Transportation alone represents a major cost and time sink, especially when coordinating pickups across large geographic areas. Recipient organizations also absorb costs related to packaging, sorting, refrigeration, and food preparation.

“There’s also the logistical work of matching,” Robert said.

That matching process includes:

  • coordinating pickup timing,

  • identifying recipient organizations with storage capacity,

  • ensuring food is culturally appropriate,

  • and maintaining professional communication across donors and nonprofits.

These behind-the-scenes operational costs are often invisible to the public, but critical to running reliable recovery programs. Robert also notes that fundraising is difficult work - especially in our current political landscape. It’s not realistic for many FROs to solely rely on grants to fund their work, highlighting the importance of charging some sort of fee.

Measuring Success Beyond Pounds Rescued

While RLC has rescued millions of pounds of food (more than 24 million and counting!), Robert emphasized that prevention is also  becoming an increasingly important metric.

“Prevention is also huge,” he said. “Most of the food in production is not actually needed.”

In other words, the ultimate goal isn’t simply moving more surplus food, but also helping organizations generate less surplus in the first place. If that isn’t happening, then no real progress is being made in terms of lessening the amount of food that a donor is producing overall. This concept is normally referred to as ‘source reduction’.

Though source reduction can be difficult to measure, it’s becoming more and more key in measuring the effectiveness of food rescue as a whole.

Also just as important is considering how many people at a recipient non-profit were actually fed with recovered food that has been donated. Poundage doesn’t always accurately capture this metric, but it’s vital to consider.

Final Thoughts

Food rescue shouldn’t be considered charity. It’s a complex, multi-step operation that takes a ton of effort on all ends. Our conversation with Robert shined light on the fact that in order for food rescue to scale, food generators need to understand the value of the service that’s being provided to them (rather than just see it as a charitable favor).

When organizations like RLC and Replate charge a fee to coordinate and complete food rescues across the country, that fee reflects the real work that goes on behind the scenes to make that happen. While grant funding is always going to play a large role in non-profit work, having a way to self-sustain your organization or recoup certain costs should be at the forefront of every FRO’s (food rescue organization) priority list. Without that scalability, getting fresh food back into communities becomes that much more difficult.


We hope you enjoyed this conversation and were able to take away some valuable insights from it! We’re grateful to be partnered with Rescuing Leftover Cuisine, and we hope to continue to scale our impacts even further in the coming years.

#### [STATED EXERCISE A]
In the entries, rewrite the lines from the one containing "footer: Data sources: United" through the one containing "x-tick-label: 100 [1124,997,1166,1025]", inclusive, replacing "end-label-leader" with "callout-leader" and leaving everything else unchanged.

#### [SUPPLIED RECORDS]

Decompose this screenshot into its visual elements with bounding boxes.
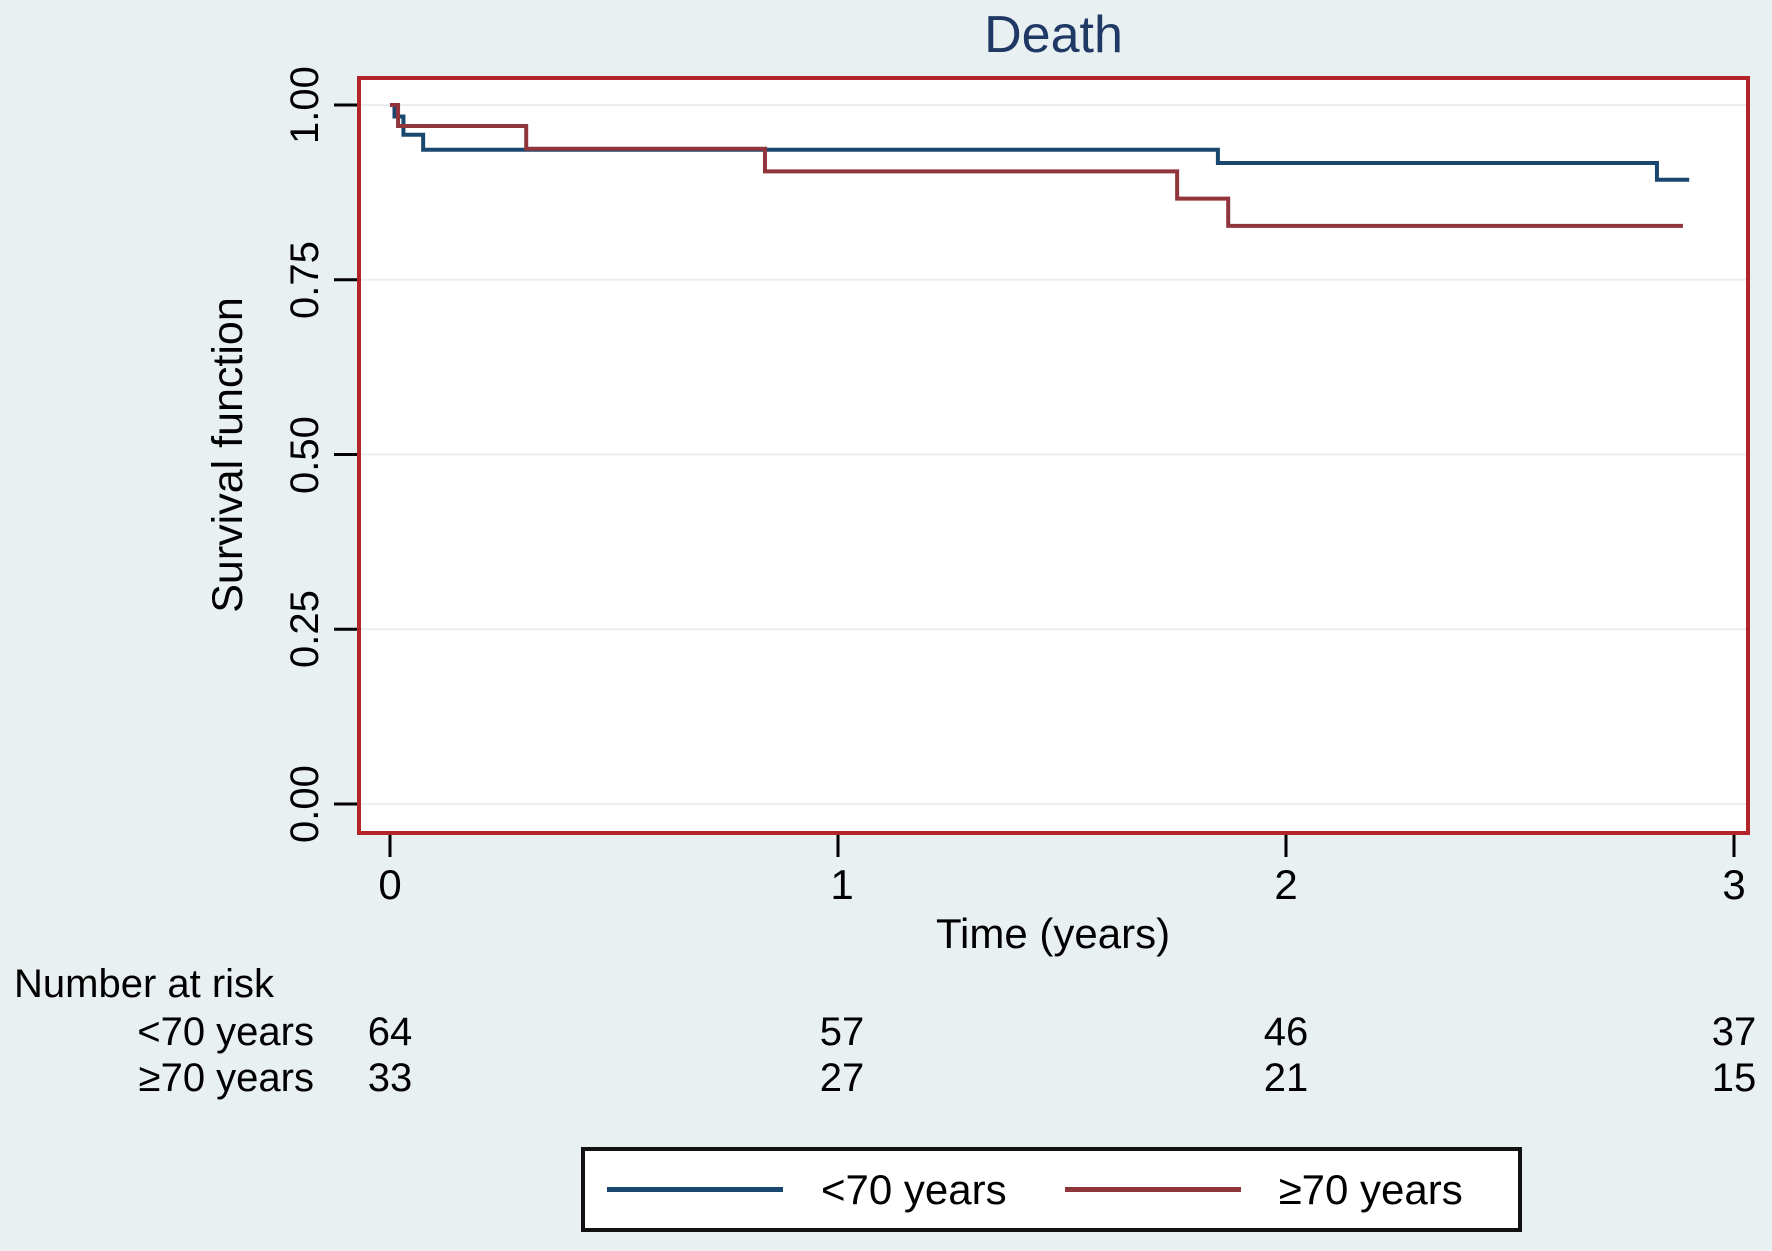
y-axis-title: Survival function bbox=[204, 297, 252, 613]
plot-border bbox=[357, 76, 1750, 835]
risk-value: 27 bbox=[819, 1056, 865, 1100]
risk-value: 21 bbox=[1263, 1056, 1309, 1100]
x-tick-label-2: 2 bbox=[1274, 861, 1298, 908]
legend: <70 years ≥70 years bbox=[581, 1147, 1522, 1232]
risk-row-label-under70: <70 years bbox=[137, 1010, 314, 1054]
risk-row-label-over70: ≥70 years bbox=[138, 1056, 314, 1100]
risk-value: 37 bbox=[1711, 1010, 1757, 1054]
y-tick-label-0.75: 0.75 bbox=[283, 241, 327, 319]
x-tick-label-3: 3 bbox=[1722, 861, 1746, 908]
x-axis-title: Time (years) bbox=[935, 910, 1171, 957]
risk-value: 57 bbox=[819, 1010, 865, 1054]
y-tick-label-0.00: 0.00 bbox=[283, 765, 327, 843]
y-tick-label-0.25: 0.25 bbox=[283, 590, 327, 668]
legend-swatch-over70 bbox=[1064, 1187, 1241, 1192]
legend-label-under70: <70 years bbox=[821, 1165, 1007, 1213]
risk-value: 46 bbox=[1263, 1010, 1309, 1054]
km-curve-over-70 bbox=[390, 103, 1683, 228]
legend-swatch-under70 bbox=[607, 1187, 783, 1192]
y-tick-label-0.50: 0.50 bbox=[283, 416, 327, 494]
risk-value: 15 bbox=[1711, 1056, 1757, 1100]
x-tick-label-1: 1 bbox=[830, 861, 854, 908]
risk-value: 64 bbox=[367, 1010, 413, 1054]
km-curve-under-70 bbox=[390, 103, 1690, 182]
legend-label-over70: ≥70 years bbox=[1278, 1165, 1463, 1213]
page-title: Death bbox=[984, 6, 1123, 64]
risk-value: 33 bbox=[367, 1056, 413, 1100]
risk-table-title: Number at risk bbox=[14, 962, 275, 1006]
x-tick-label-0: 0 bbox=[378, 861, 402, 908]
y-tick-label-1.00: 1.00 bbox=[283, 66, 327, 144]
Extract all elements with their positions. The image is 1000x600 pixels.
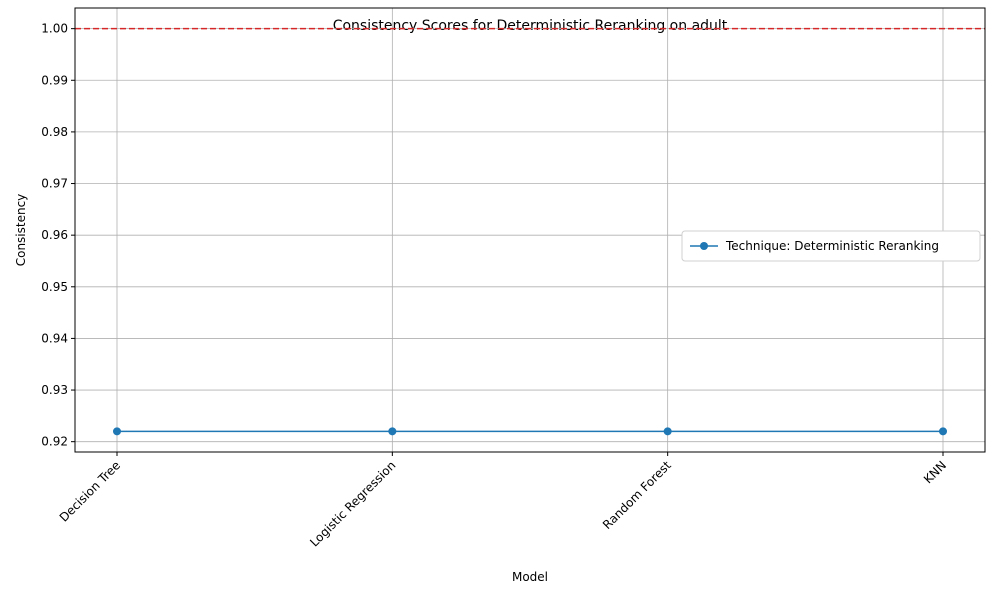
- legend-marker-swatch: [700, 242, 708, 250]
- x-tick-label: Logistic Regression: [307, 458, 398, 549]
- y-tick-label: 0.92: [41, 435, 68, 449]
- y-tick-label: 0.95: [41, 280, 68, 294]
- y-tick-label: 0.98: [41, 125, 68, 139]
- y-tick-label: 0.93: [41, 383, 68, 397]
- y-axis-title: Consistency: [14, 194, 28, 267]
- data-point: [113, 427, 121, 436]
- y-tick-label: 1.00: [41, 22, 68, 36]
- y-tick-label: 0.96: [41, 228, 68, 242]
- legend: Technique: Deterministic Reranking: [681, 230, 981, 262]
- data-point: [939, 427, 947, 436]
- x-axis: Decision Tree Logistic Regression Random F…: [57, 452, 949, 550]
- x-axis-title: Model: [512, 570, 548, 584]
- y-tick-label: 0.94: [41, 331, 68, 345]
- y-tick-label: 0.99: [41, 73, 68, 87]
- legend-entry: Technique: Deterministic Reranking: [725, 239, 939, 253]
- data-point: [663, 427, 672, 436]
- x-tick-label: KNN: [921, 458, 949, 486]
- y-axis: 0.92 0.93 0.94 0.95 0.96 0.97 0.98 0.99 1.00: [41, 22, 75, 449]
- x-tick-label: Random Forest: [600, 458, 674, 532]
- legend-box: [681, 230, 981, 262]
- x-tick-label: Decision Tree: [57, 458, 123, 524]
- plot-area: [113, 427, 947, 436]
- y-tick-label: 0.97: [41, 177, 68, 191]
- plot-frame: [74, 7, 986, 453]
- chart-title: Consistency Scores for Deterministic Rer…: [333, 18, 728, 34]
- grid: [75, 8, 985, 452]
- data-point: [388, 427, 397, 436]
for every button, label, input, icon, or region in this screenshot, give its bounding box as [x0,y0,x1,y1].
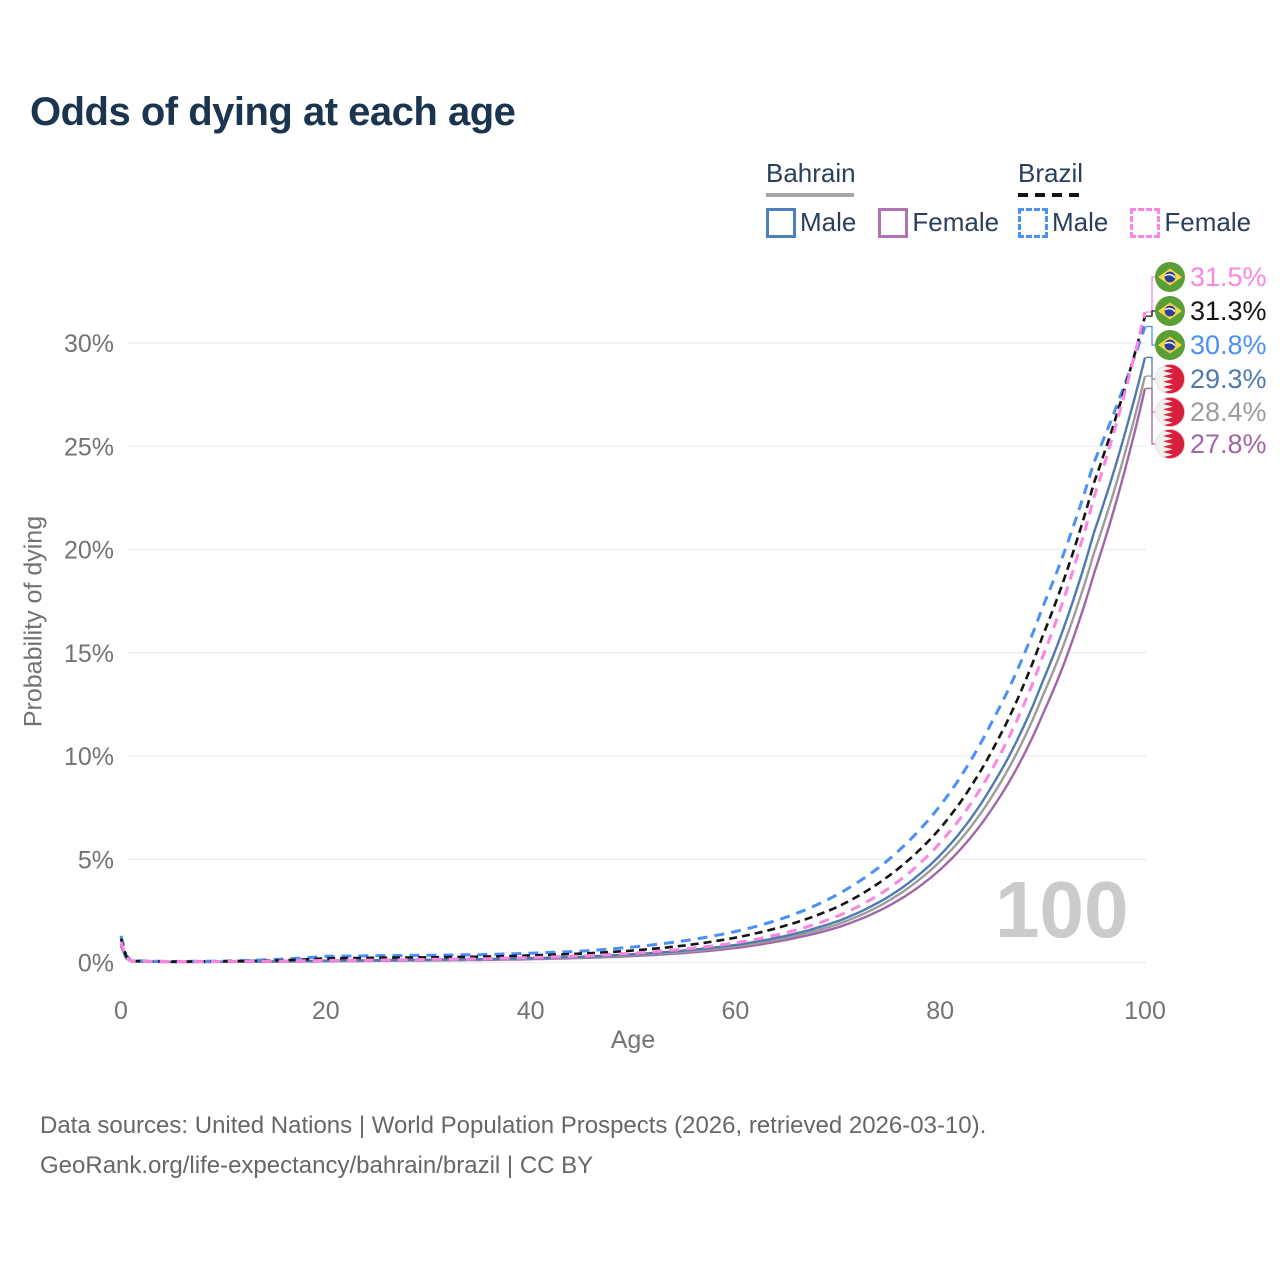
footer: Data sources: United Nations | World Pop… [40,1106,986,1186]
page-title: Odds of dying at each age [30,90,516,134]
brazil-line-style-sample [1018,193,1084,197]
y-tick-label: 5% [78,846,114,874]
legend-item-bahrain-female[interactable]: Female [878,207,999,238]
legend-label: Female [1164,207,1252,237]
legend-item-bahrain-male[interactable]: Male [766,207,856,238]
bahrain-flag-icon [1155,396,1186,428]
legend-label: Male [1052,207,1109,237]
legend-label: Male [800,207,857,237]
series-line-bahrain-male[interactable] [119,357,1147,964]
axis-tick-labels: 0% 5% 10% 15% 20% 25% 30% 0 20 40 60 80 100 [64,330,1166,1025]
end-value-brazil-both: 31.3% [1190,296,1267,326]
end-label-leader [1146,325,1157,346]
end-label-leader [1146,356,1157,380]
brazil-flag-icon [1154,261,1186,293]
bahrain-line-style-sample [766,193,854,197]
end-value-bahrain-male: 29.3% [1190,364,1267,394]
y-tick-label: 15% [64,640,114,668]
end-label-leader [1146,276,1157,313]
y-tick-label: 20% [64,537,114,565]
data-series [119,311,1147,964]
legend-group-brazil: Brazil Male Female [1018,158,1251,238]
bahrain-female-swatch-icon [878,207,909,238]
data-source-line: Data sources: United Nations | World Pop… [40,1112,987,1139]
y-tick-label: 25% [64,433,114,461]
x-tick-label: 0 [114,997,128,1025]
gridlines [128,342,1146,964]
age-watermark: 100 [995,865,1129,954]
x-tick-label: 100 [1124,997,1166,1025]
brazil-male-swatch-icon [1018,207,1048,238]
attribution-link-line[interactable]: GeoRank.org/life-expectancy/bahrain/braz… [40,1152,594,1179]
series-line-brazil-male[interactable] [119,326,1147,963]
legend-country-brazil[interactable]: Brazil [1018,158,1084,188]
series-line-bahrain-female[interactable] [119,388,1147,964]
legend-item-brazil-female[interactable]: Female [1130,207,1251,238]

#### [STATED EXERCISE B]
According to the article, how many pounds of food has RLC rescued so far?

#### [EXERCISE OUTPUT A]
footer: Data sources: United Nations | World Pop… [40,1106,986,1186]
page-title: Odds of dying at each age [30,90,516,134]
brazil-line-style-sample [1018,193,1084,197]
y-tick-label: 5% [78,846,114,874]
legend-item-bahrain-female[interactable]: Female [878,207,999,238]
legend-label: Female [1164,207,1252,237]
legend-item-bahrain-male[interactable]: Male [766,207,856,238]
bahrain-flag-icon [1155,396,1186,428]
legend-label: Male [1052,207,1109,237]
legend-label: Male [800,207,857,237]
series-line-bahrain-male[interactable] [119,357,1147,964]
axis-tick-labels: 0% 5% 10% 15% 20% 25% 30% 0 20 40 60 80 100 [64,330,1166,1025]
end-value-brazil-both: 31.3% [1190,296,1267,326]
callout-leader [1146,325,1157,346]
callout-leader [1146,356,1157,380]
brazil-flag-icon [1154,261,1186,293]
bahrain-line-style-sample [766,193,854,197]
end-value-bahrain-male: 29.3% [1190,364,1267,394]
y-tick-label: 15% [64,640,114,668]
callout-leader [1146,276,1157,313]
y-tick-label: 20% [64,537,114,565]
data-series [119,311,1147,964]
legend-group-brazil: Brazil Male Female [1018,158,1251,238]
bahrain-female-swatch-icon [878,207,909,238]
data-source-line: Data sources: United Nations | World Pop… [40,1112,987,1139]
y-tick-label: 25% [64,433,114,461]
x-tick-label: 0 [114,997,128,1025]
gridlines [128,342,1146,964]
age-watermark: 100 [995,865,1129,954]
x-tick-label: 100 [1124,997,1166,1025]

#### [EXERCISE OUTPUT B]
More than 24 million pounds.